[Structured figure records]
------

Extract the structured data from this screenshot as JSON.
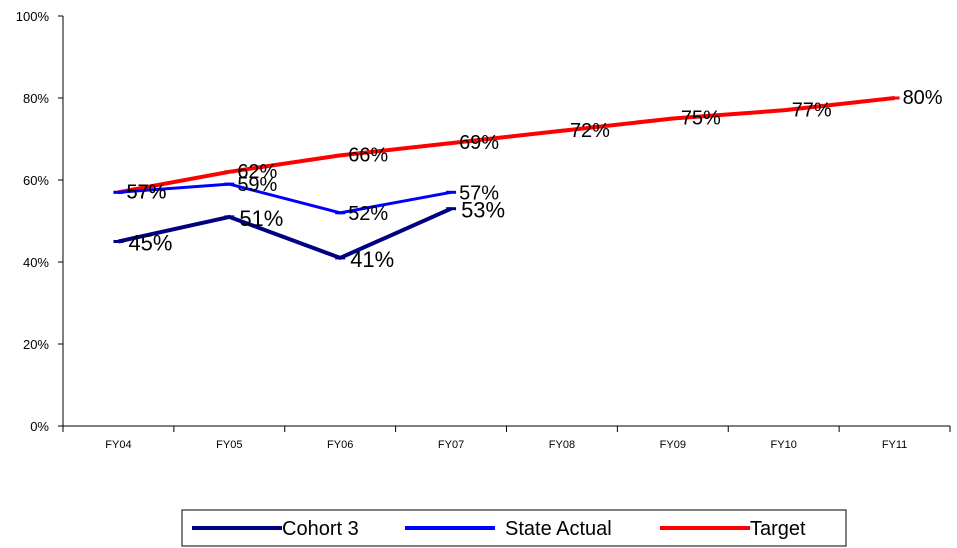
{
  "chart_data": {
    "type": "line",
    "categories": [
      "FY04",
      "FY05",
      "FY06",
      "FY07",
      "FY08",
      "FY09",
      "FY10",
      "FY11"
    ],
    "ylim": [
      0,
      100
    ],
    "yticks": [
      "0%",
      "20%",
      "40%",
      "60%",
      "80%",
      "100%"
    ],
    "grid": false,
    "legend_position": "bottom",
    "series": [
      {
        "name": "Cohort 3",
        "color": "#000080",
        "values": [
          45,
          51,
          41,
          53,
          null,
          null,
          null,
          null
        ],
        "labels": [
          "45%",
          "51%",
          "41%",
          "53%"
        ]
      },
      {
        "name": "State Actual",
        "color": "#0000ff",
        "values": [
          57,
          59,
          52,
          57,
          null,
          null,
          null,
          null
        ],
        "labels": [
          "57%",
          "59%",
          "52%",
          "57%"
        ]
      },
      {
        "name": "Target",
        "color": "#ff0000",
        "values": [
          57,
          62,
          66,
          69,
          72,
          75,
          77,
          80
        ],
        "labels": [
          "57%",
          "62%",
          "66%",
          "69%",
          "72%",
          "75%",
          "77%",
          "80%"
        ]
      }
    ]
  }
}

------

Aim:
Copy the material exactly. Do not include the pictures.

Full solution:
Extract the structured data from this screenshot as JSON.
{
  "chart_data": {
    "type": "line",
    "categories": [
      "FY04",
      "FY05",
      "FY06",
      "FY07",
      "FY08",
      "FY09",
      "FY10",
      "FY11"
    ],
    "ylim": [
      0,
      100
    ],
    "yticks": [
      "0%",
      "20%",
      "40%",
      "60%",
      "80%",
      "100%"
    ],
    "grid": false,
    "legend_position": "bottom",
    "series": [
      {
        "name": "Cohort 3",
        "color": "#000080",
        "values": [
          45,
          51,
          41,
          53,
          null,
          null,
          null,
          null
        ],
        "labels": [
          "45%",
          "51%",
          "41%",
          "53%"
        ]
      },
      {
        "name": "State Actual",
        "color": "#0000ff",
        "values": [
          57,
          59,
          52,
          57,
          null,
          null,
          null,
          null
        ],
        "labels": [
          "57%",
          "59%",
          "52%",
          "57%"
        ]
      },
      {
        "name": "Target",
        "color": "#ff0000",
        "values": [
          57,
          62,
          66,
          69,
          72,
          75,
          77,
          80
        ],
        "labels": [
          "57%",
          "62%",
          "66%",
          "69%",
          "72%",
          "75%",
          "77%",
          "80%"
        ]
      }
    ]
  }
}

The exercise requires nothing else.